WHAT YOU WILL DO: Can you find the lines of the listing that include "glyph" and copy every one?

Source data:
★ ★ ★ ★ ★

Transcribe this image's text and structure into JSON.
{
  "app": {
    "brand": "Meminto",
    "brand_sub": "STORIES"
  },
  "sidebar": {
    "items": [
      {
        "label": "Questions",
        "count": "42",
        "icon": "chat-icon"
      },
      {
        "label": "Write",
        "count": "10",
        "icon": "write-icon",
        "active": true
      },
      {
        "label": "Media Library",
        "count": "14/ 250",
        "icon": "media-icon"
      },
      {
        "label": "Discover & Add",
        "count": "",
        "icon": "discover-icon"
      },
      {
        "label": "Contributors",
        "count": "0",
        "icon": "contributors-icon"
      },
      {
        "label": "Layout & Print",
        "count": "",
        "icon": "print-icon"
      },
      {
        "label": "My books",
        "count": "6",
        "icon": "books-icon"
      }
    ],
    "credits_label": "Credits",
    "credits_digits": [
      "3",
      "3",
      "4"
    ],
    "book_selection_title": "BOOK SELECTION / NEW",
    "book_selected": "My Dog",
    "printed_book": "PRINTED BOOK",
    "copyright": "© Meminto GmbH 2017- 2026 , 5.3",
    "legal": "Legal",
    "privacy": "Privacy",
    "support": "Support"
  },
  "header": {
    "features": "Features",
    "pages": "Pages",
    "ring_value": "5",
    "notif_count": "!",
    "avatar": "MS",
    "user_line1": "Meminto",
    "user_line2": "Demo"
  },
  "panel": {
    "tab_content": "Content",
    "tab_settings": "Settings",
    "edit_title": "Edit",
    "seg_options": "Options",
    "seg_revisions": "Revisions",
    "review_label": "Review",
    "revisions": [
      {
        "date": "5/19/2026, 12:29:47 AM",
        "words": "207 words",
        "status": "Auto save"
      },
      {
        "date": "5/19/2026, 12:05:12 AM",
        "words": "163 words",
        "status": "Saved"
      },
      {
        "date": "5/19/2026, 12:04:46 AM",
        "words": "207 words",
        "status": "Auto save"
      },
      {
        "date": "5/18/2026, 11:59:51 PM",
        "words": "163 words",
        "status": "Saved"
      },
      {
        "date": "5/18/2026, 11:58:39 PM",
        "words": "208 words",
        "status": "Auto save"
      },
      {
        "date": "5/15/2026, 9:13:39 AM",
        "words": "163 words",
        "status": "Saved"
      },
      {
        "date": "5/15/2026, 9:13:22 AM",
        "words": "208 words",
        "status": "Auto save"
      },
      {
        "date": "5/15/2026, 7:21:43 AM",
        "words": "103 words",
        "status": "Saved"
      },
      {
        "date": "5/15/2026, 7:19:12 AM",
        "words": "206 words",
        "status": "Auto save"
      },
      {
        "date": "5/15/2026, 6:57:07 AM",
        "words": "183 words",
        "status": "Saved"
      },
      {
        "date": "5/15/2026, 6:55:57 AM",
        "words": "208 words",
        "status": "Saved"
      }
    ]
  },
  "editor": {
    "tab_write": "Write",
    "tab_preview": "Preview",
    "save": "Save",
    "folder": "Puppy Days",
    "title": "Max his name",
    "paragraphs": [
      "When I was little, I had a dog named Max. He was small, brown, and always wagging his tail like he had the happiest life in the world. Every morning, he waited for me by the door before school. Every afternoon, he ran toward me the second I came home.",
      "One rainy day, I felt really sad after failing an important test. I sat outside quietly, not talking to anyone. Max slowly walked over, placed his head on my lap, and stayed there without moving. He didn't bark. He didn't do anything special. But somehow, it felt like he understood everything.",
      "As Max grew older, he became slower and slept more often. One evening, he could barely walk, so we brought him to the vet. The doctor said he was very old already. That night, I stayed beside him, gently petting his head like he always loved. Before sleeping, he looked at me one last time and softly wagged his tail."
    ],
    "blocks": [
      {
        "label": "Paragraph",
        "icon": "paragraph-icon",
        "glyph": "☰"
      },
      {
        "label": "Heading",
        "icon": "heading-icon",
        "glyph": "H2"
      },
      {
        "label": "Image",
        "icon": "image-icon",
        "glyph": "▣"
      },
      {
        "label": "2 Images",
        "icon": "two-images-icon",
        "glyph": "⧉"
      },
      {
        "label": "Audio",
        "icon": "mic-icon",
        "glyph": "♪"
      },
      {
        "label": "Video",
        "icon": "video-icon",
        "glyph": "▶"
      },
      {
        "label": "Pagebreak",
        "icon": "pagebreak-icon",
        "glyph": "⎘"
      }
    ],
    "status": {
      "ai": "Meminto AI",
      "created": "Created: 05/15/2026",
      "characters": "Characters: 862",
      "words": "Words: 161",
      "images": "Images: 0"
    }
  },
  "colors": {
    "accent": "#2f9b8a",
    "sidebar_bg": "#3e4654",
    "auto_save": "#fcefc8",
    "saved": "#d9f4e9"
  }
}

★ ★ ★ ★ ★

ANSWER TO THE EXERCISE:
        "glyph": "☰"
        "glyph": "H2"
        "glyph": "▣"
        "glyph": "⧉"
        "glyph": "♪"
        "glyph": "▶"
        "glyph": "⎘"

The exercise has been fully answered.